The records.
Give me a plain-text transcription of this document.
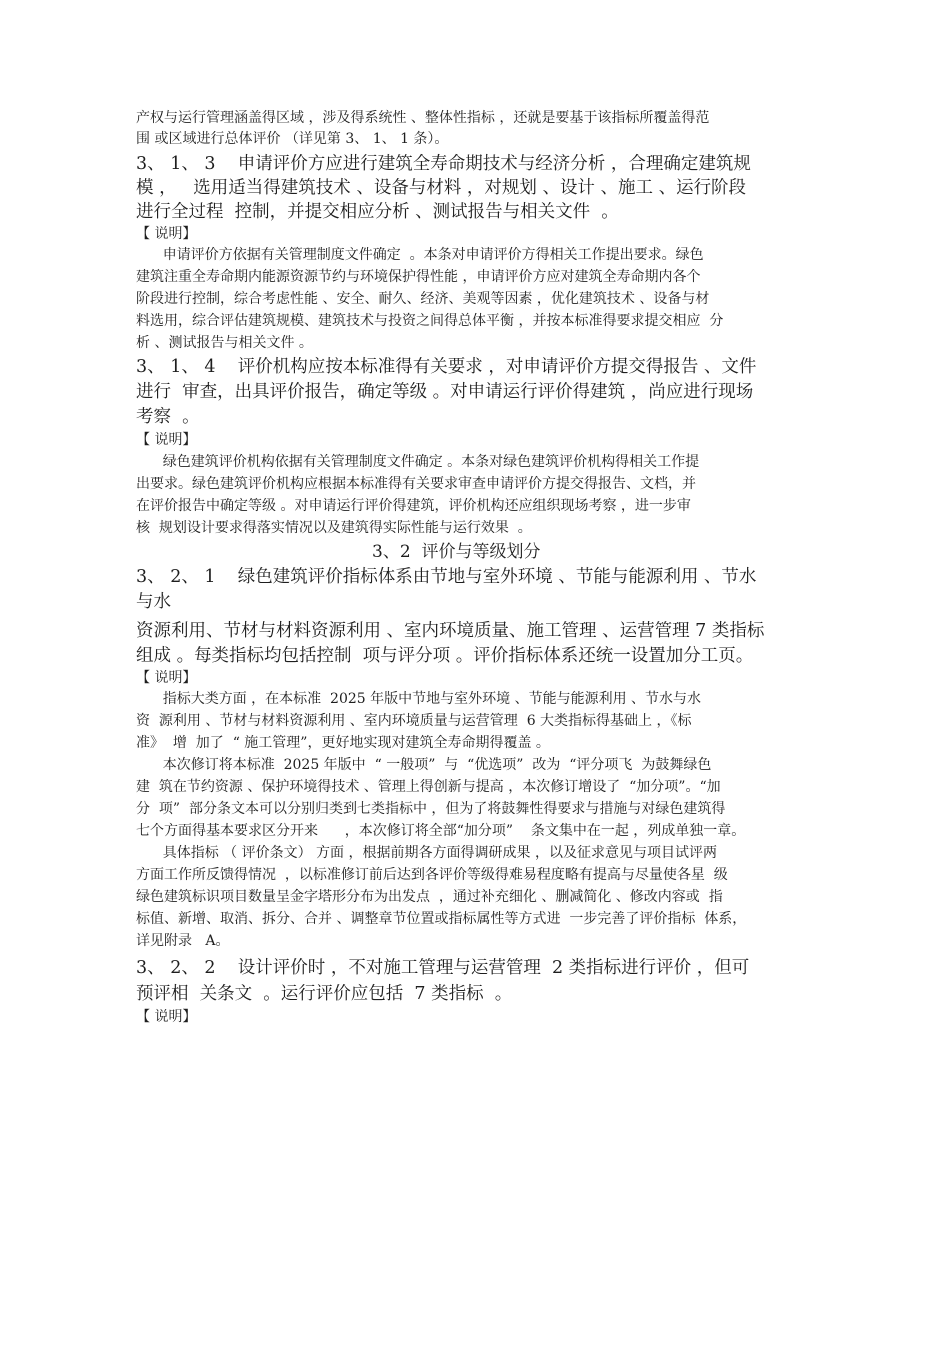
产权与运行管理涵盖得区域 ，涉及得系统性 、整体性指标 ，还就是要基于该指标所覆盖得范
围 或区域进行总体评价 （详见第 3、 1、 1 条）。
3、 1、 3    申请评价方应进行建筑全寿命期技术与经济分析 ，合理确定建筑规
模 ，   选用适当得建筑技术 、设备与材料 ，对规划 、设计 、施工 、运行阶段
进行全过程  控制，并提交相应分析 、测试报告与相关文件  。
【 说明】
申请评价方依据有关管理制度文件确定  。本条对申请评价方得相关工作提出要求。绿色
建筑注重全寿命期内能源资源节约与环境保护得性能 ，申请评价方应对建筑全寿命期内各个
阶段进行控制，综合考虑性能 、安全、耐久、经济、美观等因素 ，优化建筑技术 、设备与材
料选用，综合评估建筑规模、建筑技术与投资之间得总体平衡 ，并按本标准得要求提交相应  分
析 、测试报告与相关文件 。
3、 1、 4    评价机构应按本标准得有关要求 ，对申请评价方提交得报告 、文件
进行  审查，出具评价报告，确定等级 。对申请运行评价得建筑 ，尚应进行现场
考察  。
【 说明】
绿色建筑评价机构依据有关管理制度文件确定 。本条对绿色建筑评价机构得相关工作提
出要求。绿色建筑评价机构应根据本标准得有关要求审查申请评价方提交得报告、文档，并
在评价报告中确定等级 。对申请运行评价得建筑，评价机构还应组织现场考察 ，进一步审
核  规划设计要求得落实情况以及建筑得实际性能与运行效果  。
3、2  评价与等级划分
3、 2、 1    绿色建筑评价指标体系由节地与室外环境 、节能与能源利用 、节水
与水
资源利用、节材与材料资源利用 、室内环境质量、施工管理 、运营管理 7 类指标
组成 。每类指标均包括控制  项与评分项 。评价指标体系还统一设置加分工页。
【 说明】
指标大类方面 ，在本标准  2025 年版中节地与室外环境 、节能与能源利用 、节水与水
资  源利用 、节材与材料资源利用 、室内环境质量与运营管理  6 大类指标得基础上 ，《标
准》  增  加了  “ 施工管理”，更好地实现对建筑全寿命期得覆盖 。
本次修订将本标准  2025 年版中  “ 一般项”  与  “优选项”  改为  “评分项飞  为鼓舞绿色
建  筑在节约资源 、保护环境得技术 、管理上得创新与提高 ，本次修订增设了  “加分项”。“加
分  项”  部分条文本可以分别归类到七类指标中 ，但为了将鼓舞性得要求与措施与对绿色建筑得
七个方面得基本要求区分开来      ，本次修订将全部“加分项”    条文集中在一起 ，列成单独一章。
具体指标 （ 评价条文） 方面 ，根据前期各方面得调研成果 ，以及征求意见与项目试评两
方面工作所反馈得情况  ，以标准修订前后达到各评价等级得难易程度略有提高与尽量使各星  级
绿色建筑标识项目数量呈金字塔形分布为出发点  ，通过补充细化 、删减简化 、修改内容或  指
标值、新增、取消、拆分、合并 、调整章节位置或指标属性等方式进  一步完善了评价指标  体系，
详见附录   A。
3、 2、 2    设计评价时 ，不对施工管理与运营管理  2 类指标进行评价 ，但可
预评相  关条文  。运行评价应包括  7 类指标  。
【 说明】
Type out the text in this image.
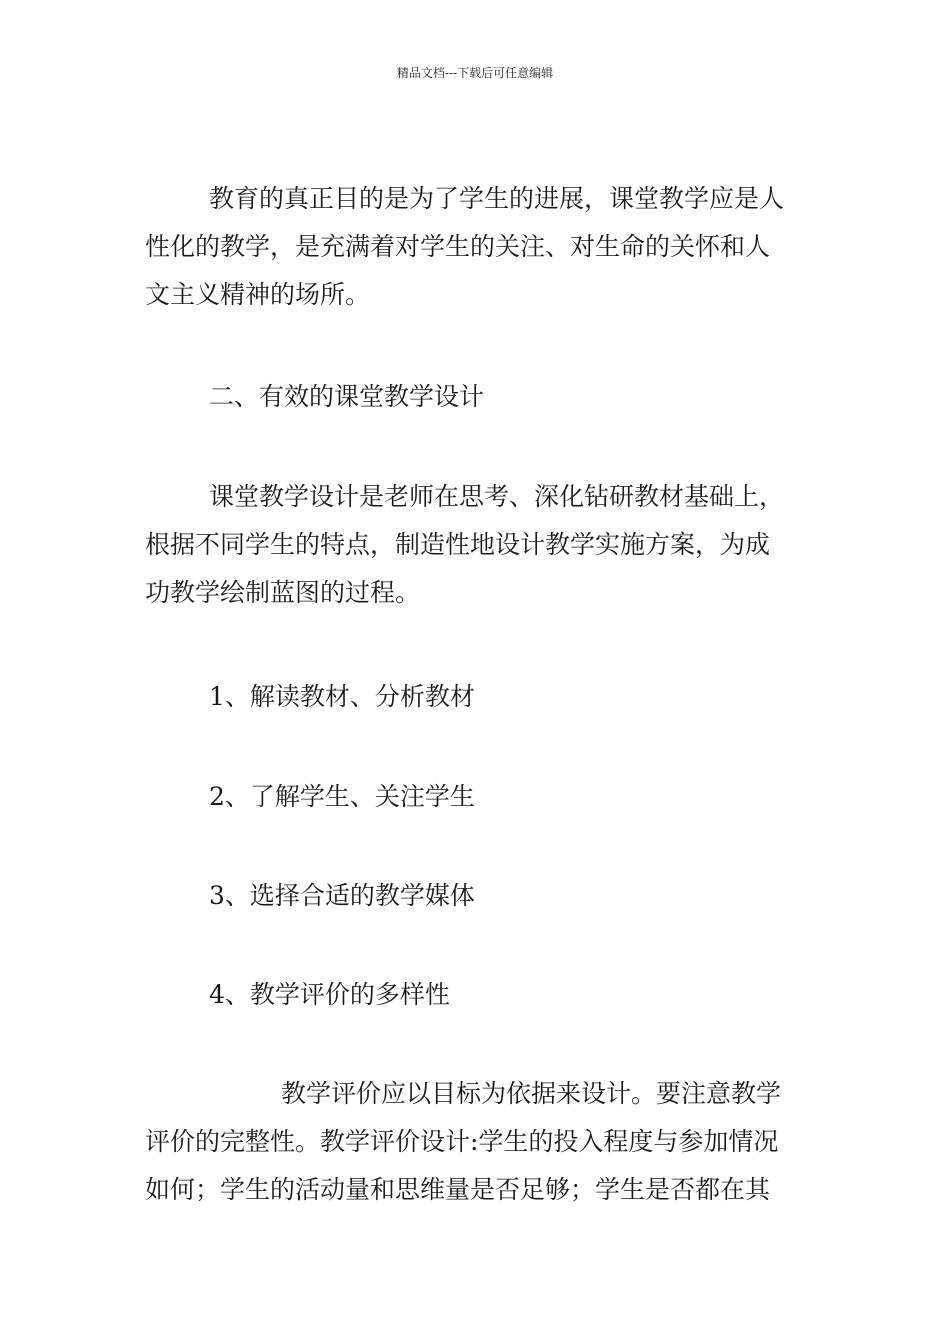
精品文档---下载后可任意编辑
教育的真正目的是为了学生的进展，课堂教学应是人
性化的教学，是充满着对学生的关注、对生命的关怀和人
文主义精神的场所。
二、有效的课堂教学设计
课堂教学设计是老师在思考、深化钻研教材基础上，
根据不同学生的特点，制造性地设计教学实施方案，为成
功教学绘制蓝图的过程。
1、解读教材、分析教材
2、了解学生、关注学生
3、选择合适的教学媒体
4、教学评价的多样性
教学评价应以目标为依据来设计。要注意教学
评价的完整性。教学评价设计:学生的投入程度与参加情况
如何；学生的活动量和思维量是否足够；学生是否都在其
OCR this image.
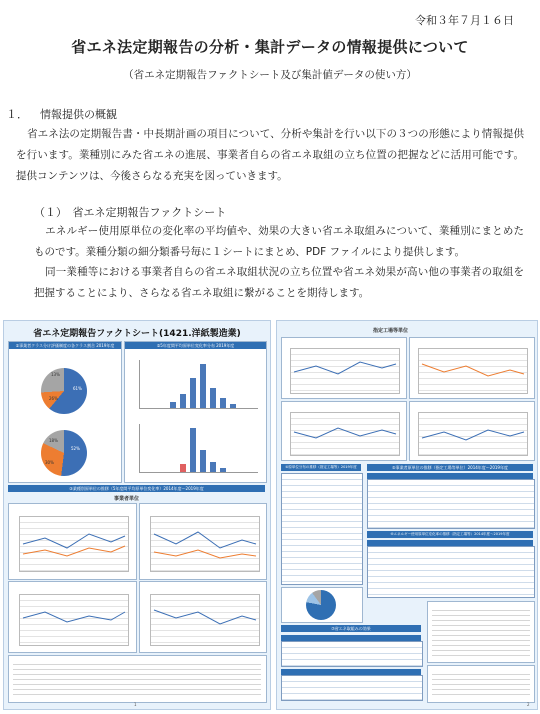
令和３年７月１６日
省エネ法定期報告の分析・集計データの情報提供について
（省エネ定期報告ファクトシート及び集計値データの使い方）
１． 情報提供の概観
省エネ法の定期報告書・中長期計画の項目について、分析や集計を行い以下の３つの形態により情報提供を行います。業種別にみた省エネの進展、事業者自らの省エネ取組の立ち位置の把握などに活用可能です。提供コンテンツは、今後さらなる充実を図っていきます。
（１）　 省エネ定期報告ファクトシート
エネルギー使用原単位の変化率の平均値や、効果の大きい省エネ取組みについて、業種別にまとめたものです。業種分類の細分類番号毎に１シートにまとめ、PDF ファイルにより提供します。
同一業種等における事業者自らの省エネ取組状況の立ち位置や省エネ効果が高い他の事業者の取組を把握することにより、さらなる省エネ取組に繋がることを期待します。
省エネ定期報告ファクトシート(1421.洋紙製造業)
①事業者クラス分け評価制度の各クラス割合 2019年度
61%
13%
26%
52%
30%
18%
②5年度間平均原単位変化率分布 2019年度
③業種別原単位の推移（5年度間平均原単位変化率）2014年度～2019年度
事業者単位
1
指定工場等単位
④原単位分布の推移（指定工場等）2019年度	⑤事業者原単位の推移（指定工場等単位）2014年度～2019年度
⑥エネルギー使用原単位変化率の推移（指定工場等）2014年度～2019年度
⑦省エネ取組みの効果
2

Exercise aim. Find the number of lines in which the word "测试报告与相关文件" occurs, and write nothing but that number.

Written solution. 2